◆ Source text
----------

Table of Contents

Grasping transient phenomena #

Interesting phenomena are, almost by definition, rare. Think of the perfect investment opportunity, a marriage, a stock market crash, an epidemic, a cure, societal change, and so forth. In a sense their ‘interesting-ness’ is derived from the fact that they are in contrast to every day, average observations. They are also transient, in that they occur once and rarely repeat, if they repeat they usually differ markedly. For example, few stock market crashes are identical, and not a daily occurrence. Nicholas Taleb in his books, leading with the ‘Black Swan’, makes a similar point. He also mentions that common models used in analysis do not care about rare or transient events, but do care about the average. A key example is the Normal distribution. If your data has extreme events, any fit of a Normal distribution will indeed match the majority of the data quite well, but have an increasingly larger error just where you do not want it, in the tails or the extreme values. This does not mean the Normal distribution is a ‘bad’ model, just that you should be very careful when and where to use it. If indeed all you care about it the average event, then your choice is indeed a good one.

----------

◆ Data lines
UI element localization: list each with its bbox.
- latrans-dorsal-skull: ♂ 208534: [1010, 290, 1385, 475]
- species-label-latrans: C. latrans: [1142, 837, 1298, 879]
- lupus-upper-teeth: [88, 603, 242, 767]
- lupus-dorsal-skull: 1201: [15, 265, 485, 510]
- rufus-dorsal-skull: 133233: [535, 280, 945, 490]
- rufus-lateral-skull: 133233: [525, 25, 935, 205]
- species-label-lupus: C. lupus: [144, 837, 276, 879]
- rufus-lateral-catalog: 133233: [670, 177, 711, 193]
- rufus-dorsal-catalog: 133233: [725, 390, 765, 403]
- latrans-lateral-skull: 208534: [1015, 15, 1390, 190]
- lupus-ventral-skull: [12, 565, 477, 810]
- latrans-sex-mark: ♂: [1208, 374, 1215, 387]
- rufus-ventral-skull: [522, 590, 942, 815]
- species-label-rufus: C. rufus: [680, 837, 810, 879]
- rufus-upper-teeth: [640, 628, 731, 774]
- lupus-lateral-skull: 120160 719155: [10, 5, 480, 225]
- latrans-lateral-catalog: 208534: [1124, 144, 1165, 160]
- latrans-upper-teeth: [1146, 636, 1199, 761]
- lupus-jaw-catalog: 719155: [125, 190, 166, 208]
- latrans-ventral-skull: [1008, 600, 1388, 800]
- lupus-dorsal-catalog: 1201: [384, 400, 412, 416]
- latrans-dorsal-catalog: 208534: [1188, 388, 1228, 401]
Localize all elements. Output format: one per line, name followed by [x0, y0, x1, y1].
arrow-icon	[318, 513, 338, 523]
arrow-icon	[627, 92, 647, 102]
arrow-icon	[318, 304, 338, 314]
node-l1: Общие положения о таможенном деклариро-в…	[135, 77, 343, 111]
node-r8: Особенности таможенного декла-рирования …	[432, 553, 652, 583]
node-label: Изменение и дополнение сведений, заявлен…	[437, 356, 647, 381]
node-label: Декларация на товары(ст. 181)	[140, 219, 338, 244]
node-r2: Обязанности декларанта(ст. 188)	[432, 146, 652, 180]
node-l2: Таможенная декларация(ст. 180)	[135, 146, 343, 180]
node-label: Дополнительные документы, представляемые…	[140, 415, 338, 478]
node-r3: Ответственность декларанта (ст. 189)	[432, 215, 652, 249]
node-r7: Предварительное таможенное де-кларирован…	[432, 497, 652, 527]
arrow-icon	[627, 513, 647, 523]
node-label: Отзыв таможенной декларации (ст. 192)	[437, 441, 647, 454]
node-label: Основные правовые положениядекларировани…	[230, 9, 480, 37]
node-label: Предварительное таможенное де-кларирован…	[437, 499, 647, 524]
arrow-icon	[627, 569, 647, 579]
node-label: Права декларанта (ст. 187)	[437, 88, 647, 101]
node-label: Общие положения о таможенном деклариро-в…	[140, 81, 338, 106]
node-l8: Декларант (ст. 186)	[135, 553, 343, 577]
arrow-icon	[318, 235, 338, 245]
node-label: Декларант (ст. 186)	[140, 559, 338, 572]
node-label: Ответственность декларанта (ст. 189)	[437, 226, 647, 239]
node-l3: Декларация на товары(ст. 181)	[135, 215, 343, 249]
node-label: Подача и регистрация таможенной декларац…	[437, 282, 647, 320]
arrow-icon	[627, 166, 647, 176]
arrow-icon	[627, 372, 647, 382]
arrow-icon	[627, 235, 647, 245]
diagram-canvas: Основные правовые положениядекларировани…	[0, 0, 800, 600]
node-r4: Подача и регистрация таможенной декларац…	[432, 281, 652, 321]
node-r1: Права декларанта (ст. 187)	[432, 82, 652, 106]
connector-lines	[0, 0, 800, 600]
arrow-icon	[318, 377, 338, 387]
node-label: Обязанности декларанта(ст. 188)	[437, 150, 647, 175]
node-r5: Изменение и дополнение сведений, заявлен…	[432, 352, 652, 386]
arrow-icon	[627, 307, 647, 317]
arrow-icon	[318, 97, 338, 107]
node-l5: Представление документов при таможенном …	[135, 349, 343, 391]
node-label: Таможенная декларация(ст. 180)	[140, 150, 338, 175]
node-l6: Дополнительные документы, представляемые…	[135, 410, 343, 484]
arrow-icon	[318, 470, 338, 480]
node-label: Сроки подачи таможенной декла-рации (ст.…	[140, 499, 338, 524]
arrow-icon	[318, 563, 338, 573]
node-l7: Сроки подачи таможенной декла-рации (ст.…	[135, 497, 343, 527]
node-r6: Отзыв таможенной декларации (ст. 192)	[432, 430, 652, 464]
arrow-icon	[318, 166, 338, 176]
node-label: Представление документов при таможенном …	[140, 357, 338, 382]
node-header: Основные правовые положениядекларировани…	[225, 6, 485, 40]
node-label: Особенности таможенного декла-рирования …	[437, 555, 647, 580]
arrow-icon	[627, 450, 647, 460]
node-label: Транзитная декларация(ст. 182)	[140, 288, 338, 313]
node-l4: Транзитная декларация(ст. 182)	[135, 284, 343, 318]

----------

◆ Exercise objective
In the text on transient phenomena above, where does a Normal distribution fit to data with extreme events show an increasingly larger error?

◆ Solution to this problem
In the tails, or the extreme values.